* begin *

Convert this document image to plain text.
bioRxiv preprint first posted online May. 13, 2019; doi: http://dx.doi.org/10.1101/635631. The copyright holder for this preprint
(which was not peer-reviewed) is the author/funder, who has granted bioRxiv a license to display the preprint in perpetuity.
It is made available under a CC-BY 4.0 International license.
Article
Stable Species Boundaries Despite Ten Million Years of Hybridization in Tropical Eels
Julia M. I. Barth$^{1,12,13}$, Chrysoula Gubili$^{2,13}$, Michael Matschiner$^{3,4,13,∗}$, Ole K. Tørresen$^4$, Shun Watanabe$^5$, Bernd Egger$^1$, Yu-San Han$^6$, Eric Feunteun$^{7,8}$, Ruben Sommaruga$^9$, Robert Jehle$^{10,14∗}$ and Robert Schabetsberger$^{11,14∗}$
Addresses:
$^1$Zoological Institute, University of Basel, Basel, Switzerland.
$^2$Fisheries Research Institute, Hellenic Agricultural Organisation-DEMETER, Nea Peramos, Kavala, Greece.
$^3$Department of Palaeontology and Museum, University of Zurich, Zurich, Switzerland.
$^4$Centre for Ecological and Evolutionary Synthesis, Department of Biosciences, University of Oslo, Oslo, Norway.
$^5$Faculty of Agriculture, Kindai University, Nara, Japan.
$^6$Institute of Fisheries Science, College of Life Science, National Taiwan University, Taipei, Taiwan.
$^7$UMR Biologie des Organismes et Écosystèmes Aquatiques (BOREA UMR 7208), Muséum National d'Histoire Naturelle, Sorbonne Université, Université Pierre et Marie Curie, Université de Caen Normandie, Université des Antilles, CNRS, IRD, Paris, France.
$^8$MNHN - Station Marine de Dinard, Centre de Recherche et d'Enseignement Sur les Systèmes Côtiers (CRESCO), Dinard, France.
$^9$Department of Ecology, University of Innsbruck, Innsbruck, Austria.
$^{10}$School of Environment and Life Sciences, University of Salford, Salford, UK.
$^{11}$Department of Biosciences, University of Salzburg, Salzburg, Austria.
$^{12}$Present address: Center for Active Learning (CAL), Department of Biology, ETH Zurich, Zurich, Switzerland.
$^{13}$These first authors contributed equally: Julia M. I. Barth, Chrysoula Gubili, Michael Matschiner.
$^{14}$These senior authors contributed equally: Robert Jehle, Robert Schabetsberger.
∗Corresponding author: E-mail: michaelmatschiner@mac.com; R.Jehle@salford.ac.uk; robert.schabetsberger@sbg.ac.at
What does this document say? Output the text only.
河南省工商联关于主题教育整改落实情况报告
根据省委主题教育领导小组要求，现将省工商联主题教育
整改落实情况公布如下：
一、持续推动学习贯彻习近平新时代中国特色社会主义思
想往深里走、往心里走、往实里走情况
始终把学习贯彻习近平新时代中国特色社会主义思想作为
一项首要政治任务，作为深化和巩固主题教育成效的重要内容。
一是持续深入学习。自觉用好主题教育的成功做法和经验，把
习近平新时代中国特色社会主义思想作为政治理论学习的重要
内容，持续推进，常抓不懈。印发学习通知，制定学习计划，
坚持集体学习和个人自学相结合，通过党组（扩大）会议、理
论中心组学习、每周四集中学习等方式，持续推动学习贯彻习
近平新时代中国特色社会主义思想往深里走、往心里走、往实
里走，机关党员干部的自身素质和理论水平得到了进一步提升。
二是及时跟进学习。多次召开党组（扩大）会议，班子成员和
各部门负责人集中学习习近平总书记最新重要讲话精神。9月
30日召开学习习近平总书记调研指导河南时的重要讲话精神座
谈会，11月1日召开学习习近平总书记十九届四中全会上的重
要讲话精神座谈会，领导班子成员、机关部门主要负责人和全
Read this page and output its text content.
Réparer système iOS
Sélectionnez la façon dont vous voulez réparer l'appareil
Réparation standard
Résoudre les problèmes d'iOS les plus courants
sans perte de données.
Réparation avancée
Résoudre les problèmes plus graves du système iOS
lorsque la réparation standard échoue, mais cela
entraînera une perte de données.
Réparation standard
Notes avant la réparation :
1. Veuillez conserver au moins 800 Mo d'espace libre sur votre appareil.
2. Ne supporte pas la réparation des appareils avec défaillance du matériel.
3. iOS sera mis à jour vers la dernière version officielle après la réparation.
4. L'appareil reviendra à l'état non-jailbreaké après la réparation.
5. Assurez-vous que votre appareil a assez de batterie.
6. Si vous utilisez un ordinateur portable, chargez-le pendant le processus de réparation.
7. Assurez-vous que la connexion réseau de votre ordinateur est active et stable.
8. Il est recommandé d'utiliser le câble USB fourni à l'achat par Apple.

* end *
* begin *

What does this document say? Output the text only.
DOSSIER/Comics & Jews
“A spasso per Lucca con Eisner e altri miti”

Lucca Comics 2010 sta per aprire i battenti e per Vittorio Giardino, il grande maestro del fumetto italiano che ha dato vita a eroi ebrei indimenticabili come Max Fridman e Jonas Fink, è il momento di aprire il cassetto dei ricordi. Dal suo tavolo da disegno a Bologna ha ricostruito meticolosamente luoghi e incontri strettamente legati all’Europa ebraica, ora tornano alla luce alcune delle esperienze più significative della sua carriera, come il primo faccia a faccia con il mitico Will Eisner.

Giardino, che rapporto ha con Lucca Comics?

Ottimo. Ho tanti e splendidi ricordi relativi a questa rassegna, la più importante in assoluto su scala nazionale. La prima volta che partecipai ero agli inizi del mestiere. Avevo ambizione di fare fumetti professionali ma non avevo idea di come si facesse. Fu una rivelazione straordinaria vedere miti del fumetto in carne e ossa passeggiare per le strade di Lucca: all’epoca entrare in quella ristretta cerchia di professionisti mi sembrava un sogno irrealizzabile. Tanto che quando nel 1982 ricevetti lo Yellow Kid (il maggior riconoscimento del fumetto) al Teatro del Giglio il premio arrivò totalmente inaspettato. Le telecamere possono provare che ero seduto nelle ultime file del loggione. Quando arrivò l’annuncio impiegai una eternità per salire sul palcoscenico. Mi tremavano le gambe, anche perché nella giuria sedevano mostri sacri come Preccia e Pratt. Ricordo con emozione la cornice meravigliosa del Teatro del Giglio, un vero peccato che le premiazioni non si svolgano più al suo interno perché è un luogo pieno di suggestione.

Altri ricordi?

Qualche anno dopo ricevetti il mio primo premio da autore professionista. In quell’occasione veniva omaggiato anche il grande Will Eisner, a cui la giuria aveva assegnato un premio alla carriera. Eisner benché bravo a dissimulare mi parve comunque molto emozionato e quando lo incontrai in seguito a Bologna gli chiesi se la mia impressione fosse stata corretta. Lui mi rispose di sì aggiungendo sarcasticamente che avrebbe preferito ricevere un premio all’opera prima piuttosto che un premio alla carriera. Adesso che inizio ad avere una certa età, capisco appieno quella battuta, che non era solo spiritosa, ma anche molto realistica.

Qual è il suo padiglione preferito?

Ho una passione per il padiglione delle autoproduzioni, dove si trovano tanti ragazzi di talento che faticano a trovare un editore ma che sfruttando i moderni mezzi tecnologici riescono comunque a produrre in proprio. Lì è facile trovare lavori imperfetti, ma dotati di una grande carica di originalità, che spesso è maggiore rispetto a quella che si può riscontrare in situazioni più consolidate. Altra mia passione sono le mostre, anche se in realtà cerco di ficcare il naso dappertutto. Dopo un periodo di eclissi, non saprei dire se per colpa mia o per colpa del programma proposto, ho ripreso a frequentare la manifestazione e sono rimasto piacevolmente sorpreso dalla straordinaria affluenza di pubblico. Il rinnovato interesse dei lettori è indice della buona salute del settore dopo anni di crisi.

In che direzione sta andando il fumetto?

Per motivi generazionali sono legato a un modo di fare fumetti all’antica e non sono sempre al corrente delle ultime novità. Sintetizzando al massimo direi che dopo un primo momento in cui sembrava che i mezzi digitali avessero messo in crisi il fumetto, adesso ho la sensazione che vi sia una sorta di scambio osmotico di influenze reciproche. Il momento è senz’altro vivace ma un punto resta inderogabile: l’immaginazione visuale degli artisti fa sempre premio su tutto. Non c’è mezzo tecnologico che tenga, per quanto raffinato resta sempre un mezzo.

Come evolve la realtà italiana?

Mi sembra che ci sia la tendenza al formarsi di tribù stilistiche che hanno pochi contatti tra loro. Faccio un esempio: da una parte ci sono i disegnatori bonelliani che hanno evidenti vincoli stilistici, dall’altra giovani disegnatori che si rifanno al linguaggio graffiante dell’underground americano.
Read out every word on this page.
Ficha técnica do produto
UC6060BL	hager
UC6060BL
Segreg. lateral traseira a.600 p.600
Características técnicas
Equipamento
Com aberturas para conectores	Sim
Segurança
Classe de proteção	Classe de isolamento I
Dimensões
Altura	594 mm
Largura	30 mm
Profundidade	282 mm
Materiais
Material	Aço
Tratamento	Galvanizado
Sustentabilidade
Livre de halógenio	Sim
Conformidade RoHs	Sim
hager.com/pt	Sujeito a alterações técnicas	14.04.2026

* end *
* begin *

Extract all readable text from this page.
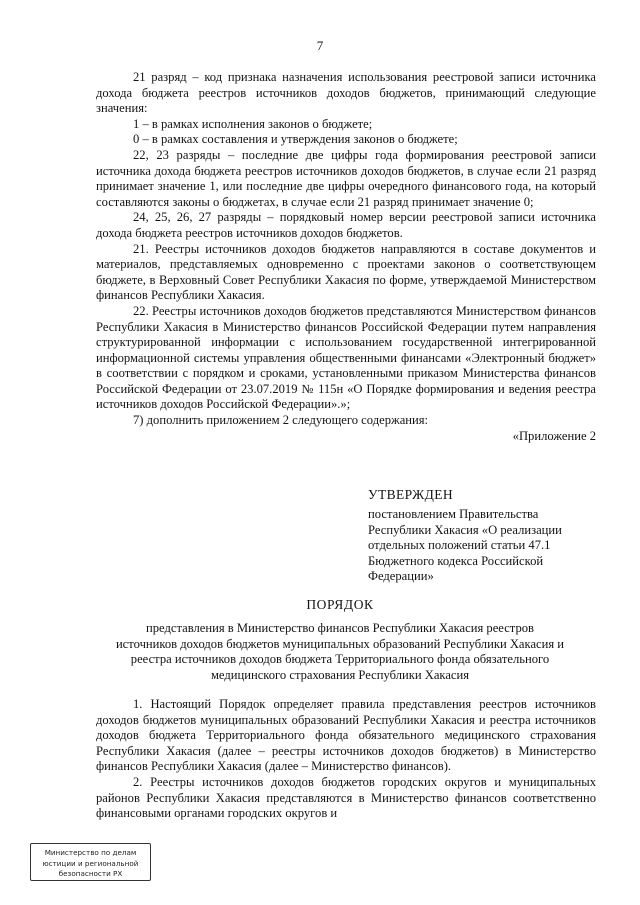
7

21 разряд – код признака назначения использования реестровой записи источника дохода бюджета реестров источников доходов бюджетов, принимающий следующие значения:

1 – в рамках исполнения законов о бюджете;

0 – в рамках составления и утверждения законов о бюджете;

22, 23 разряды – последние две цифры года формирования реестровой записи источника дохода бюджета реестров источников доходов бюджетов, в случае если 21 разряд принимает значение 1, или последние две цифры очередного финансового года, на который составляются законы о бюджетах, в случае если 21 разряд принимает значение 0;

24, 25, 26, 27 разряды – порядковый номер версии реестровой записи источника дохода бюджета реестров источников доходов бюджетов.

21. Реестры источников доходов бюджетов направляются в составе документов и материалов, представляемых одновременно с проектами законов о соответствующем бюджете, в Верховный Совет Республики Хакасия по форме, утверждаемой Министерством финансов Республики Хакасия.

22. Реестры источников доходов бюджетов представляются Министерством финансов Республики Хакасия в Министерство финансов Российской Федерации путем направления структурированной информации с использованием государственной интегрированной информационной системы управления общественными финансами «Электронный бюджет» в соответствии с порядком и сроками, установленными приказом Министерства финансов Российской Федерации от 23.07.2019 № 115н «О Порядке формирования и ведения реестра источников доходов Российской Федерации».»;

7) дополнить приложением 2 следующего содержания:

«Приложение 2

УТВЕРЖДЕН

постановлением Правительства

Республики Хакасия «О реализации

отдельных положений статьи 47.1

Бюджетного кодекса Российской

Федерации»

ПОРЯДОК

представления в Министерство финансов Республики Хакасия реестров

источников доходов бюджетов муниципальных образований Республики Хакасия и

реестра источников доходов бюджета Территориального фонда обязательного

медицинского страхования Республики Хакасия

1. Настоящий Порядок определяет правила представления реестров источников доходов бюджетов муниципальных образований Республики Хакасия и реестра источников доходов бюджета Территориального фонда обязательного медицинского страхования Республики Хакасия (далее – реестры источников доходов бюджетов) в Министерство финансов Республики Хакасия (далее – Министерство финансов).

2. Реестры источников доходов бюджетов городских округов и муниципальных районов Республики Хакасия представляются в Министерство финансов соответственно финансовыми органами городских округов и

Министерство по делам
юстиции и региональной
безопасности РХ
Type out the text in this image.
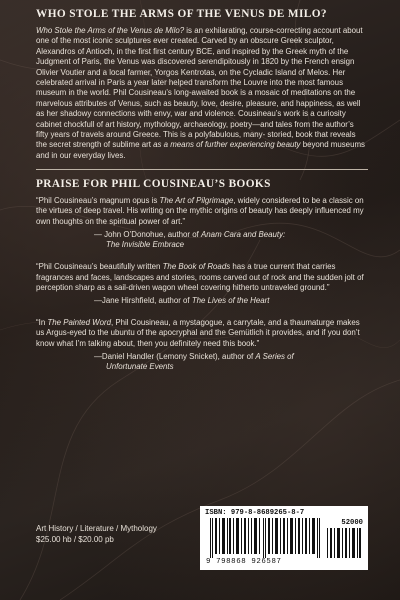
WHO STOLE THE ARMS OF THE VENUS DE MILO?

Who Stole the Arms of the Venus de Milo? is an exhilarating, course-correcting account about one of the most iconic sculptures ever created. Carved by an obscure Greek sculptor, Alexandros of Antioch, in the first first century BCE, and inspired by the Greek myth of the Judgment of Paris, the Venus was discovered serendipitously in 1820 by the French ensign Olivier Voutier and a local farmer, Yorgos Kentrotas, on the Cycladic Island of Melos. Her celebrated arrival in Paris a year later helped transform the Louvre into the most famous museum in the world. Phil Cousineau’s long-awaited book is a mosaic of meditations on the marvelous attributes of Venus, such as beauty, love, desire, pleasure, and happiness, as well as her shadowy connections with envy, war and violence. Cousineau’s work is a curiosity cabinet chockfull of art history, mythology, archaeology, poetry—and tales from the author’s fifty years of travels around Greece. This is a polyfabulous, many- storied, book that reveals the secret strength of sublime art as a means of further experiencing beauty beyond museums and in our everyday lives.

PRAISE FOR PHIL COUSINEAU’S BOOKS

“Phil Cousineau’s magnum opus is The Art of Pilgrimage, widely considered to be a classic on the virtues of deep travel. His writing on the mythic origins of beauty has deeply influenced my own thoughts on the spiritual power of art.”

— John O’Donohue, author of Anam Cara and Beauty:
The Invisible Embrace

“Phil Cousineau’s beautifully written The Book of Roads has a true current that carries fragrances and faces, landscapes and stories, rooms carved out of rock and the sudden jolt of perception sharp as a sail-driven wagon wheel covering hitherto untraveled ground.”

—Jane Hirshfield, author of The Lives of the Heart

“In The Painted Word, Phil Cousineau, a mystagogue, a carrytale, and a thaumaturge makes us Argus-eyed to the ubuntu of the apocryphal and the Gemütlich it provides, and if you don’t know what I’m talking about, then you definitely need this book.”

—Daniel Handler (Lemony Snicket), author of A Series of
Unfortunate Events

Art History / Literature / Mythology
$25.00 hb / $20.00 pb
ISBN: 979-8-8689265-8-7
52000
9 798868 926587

* end *

## Problem
Which lines hold the string "France"? Copy all of them from the data above.

## Solution for this problem
$^7$UMR Biologie des Organismes et Écosystèmes Aquatiques (BOREA UMR 7208), Muséum National d'Histoire Naturelle, Sorbonne Université, Université Pierre et Marie Curie, Université de Caen Normandie, Université des Antilles, CNRS, IRD, Paris, France.
$^8$MNHN - Station Marine de Dinard, Centre de Recherche et d'Enseignement Sur les Systèmes Côtiers (CRESCO), Dinard, France.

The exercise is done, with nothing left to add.